Copy out every line of the data exactly.
__________________________________________________
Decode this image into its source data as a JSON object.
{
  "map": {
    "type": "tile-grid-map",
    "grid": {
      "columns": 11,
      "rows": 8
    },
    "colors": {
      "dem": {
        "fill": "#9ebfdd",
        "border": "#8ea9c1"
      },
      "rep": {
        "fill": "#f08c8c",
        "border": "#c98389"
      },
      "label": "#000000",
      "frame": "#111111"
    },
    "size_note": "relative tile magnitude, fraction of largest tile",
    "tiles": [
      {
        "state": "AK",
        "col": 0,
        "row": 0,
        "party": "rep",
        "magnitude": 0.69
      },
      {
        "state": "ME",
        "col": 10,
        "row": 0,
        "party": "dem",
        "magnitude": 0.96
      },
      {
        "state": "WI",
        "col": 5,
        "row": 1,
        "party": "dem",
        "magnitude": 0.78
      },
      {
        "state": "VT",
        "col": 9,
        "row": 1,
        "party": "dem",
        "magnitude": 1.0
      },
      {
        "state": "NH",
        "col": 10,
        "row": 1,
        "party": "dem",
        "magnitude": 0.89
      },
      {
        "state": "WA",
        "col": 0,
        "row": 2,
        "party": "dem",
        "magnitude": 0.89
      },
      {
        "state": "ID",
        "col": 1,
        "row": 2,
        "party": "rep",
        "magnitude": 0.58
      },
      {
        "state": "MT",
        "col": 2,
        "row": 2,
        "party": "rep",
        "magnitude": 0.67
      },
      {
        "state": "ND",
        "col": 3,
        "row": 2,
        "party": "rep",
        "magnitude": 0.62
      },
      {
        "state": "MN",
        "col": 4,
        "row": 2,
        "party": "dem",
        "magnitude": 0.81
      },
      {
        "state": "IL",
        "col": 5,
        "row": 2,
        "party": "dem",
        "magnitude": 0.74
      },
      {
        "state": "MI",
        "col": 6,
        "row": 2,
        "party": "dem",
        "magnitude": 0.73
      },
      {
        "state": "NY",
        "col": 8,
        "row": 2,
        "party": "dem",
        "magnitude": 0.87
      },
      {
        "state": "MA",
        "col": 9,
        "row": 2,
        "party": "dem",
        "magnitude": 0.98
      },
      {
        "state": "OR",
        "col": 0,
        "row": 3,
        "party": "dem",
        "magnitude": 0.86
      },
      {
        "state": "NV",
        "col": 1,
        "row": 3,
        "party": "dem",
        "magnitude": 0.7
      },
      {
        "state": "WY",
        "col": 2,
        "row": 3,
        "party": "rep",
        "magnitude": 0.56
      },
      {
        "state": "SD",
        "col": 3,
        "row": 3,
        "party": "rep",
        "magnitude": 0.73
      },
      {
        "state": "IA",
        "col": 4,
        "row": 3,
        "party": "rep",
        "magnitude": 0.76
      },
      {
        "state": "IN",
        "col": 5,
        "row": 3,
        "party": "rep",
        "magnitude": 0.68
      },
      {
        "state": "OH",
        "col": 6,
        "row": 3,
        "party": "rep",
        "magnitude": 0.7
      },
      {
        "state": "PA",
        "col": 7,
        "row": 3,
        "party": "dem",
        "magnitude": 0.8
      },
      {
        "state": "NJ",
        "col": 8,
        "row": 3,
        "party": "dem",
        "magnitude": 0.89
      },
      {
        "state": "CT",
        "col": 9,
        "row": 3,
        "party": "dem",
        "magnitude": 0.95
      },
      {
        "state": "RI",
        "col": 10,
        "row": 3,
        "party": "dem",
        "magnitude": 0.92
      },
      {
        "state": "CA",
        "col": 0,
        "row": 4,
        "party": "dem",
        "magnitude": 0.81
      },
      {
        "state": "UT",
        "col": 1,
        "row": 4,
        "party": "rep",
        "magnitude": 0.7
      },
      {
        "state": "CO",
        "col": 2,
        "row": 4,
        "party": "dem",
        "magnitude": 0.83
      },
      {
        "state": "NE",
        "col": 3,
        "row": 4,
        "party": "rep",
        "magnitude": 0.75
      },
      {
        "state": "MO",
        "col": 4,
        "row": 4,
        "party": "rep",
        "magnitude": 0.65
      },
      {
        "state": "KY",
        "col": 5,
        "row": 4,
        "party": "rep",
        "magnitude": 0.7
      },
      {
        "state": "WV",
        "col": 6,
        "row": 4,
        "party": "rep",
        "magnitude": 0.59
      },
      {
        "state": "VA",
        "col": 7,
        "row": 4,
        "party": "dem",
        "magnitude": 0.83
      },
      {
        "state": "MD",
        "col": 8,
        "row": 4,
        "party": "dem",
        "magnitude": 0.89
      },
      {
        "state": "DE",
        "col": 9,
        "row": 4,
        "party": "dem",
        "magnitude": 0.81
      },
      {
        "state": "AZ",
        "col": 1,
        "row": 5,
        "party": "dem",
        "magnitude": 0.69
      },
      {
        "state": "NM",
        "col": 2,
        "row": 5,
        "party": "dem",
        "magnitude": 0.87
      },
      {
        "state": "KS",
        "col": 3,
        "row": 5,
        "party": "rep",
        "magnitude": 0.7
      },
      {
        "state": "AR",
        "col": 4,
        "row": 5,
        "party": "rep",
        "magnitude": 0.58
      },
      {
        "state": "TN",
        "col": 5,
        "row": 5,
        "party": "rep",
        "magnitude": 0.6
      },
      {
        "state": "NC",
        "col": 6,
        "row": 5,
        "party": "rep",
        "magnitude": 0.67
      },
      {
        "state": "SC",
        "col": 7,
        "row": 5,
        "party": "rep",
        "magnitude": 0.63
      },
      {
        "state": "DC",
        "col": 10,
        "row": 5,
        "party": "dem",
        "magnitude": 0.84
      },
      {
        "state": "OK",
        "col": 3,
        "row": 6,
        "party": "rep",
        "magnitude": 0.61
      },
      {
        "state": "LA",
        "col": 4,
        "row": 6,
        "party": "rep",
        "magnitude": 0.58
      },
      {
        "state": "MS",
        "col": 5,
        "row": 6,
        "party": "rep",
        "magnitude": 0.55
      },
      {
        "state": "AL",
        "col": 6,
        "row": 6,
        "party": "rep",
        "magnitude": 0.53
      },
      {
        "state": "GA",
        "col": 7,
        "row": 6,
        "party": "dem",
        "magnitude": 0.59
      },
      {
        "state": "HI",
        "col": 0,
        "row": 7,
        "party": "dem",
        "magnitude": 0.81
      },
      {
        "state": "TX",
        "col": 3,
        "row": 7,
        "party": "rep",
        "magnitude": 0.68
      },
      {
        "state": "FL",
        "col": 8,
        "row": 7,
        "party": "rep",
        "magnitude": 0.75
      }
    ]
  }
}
__________________________________________________
## Final answer
Decode this image into its source data as a JSON object.
{
  "map": {
    "type": "tile-grid-map",
    "grid": {
      "columns": 11,
      "rows": 8
    },
    "colors": {
      "dem": {
        "fill": "#9ebfdd",
        "border": "#8ea9c1"
      },
      "rep": {
        "fill": "#f08c8c",
        "border": "#c98389"
      },
      "label": "#000000",
      "frame": "#111111"
    },
    "size_note": "relative tile magnitude, fraction of largest tile",
    "tiles": [
      {
        "state": "AK",
        "col": 0,
        "row": 0,
        "party": "rep",
        "magnitude": 0.69
      },
      {
        "state": "ME",
        "col": 10,
        "row": 0,
        "party": "dem",
        "magnitude": 0.96
      },
      {
        "state": "WI",
        "col": 5,
        "row": 1,
        "party": "dem",
        "magnitude": 0.78
      },
      {
        "state": "VT",
        "col": 9,
        "row": 1,
        "party": "dem",
        "magnitude": 1.0
      },
      {
        "state": "NH",
        "col": 10,
        "row": 1,
        "party": "dem",
        "magnitude": 0.89
      },
      {
        "state": "WA",
        "col": 0,
        "row": 2,
        "party": "dem",
        "magnitude": 0.89
      },
      {
        "state": "ID",
        "col": 1,
        "row": 2,
        "party": "rep",
        "magnitude": 0.58
      },
      {
        "state": "MT",
        "col": 2,
        "row": 2,
        "party": "rep",
        "magnitude": 0.67
      },
      {
        "state": "ND",
        "col": 3,
        "row": 2,
        "party": "rep",
        "magnitude": 0.62
      },
      {
        "state": "MN",
        "col": 4,
        "row": 2,
        "party": "dem",
        "magnitude": 0.81
      },
      {
        "state": "IL",
        "col": 5,
        "row": 2,
        "party": "dem",
        "magnitude": 0.74
      },
      {
        "state": "MI",
        "col": 6,
        "row": 2,
        "party": "dem",
        "magnitude": 0.73
      },
      {
        "state": "NY",
        "col": 8,
        "row": 2,
        "party": "dem",
        "magnitude": 0.87
      },
      {
        "state": "MA",
        "col": 9,
        "row": 2,
        "party": "dem",
        "magnitude": 0.98
      },
      {
        "state": "OR",
        "col": 0,
        "row": 3,
        "party": "dem",
        "magnitude": 0.86
      },
      {
        "state": "NV",
        "col": 1,
        "row": 3,
        "party": "dem",
        "magnitude": 0.7
      },
      {
        "state": "WY",
        "col": 2,
        "row": 3,
        "party": "rep",
        "magnitude": 0.56
      },
      {
        "state": "SD",
        "col": 3,
        "row": 3,
        "party": "rep",
        "magnitude": 0.73
      },
      {
        "state": "IA",
        "col": 4,
        "row": 3,
        "party": "rep",
        "magnitude": 0.76
      },
      {
        "state": "IN",
        "col": 5,
        "row": 3,
        "party": "rep",
        "magnitude": 0.68
      },
      {
        "state": "OH",
        "col": 6,
        "row": 3,
        "party": "rep",
        "magnitude": 0.7
      },
      {
        "state": "PA",
        "col": 7,
        "row": 3,
        "party": "dem",
        "magnitude": 0.8
      },
      {
        "state": "NJ",
        "col": 8,
        "row": 3,
        "party": "dem",
        "magnitude": 0.89
      },
      {
        "state": "CT",
        "col": 9,
        "row": 3,
        "party": "dem",
        "magnitude": 0.95
      },
      {
        "state": "RI",
        "col": 10,
        "row": 3,
        "party": "dem",
        "magnitude": 0.92
      },
      {
        "state": "CA",
        "col": 0,
        "row": 4,
        "party": "dem",
        "magnitude": 0.81
      },
      {
        "state": "UT",
        "col": 1,
        "row": 4,
        "party": "rep",
        "magnitude": 0.7
      },
      {
        "state": "CO",
        "col": 2,
        "row": 4,
        "party": "dem",
        "magnitude": 0.83
      },
      {
        "state": "NE",
        "col": 3,
        "row": 4,
        "party": "rep",
        "magnitude": 0.75
      },
      {
        "state": "MO",
        "col": 4,
        "row": 4,
        "party": "rep",
        "magnitude": 0.65
      },
      {
        "state": "KY",
        "col": 5,
        "row": 4,
        "party": "rep",
        "magnitude": 0.7
      },
      {
        "state": "WV",
        "col": 6,
        "row": 4,
        "party": "rep",
        "magnitude": 0.59
      },
      {
        "state": "VA",
        "col": 7,
        "row": 4,
        "party": "dem",
        "magnitude": 0.83
      },
      {
        "state": "MD",
        "col": 8,
        "row": 4,
        "party": "dem",
        "magnitude": 0.89
      },
      {
        "state": "DE",
        "col": 9,
        "row": 4,
        "party": "dem",
        "magnitude": 0.81
      },
      {
        "state": "AZ",
        "col": 1,
        "row": 5,
        "party": "dem",
        "magnitude": 0.69
      },
      {
        "state": "NM",
        "col": 2,
        "row": 5,
        "party": "dem",
        "magnitude": 0.87
      },
      {
        "state": "KS",
        "col": 3,
        "row": 5,
        "party": "rep",
        "magnitude": 0.7
      },
      {
        "state": "AR",
        "col": 4,
        "row": 5,
        "party": "rep",
        "magnitude": 0.58
      },
      {
        "state": "TN",
        "col": 5,
        "row": 5,
        "party": "rep",
        "magnitude": 0.6
      },
      {
        "state": "NC",
        "col": 6,
        "row": 5,
        "party": "rep",
        "magnitude": 0.67
      },
      {
        "state": "SC",
        "col": 7,
        "row": 5,
        "party": "rep",
        "magnitude": 0.63
      },
      {
        "state": "DC",
        "col": 10,
        "row": 5,
        "party": "dem",
        "magnitude": 0.84
      },
      {
        "state": "OK",
        "col": 3,
        "row": 6,
        "party": "rep",
        "magnitude": 0.61
      },
      {
        "state": "LA",
        "col": 4,
        "row": 6,
        "party": "rep",
        "magnitude": 0.58
      },
      {
        "state": "MS",
        "col": 5,
        "row": 6,
        "party": "rep",
        "magnitude": 0.55
      },
      {
        "state": "AL",
        "col": 6,
        "row": 6,
        "party": "rep",
        "magnitude": 0.53
      },
      {
        "state": "GA",
        "col": 7,
        "row": 6,
        "party": "dem",
        "magnitude": 0.59
      },
      {
        "state": "HI",
        "col": 0,
        "row": 7,
        "party": "dem",
        "magnitude": 0.81
      },
      {
        "state": "TX",
        "col": 3,
        "row": 7,
        "party": "rep",
        "magnitude": 0.68
      },
      {
        "state": "FL",
        "col": 8,
        "row": 7,
        "party": "rep",
        "magnitude": 0.75
      }
    ]
  }
}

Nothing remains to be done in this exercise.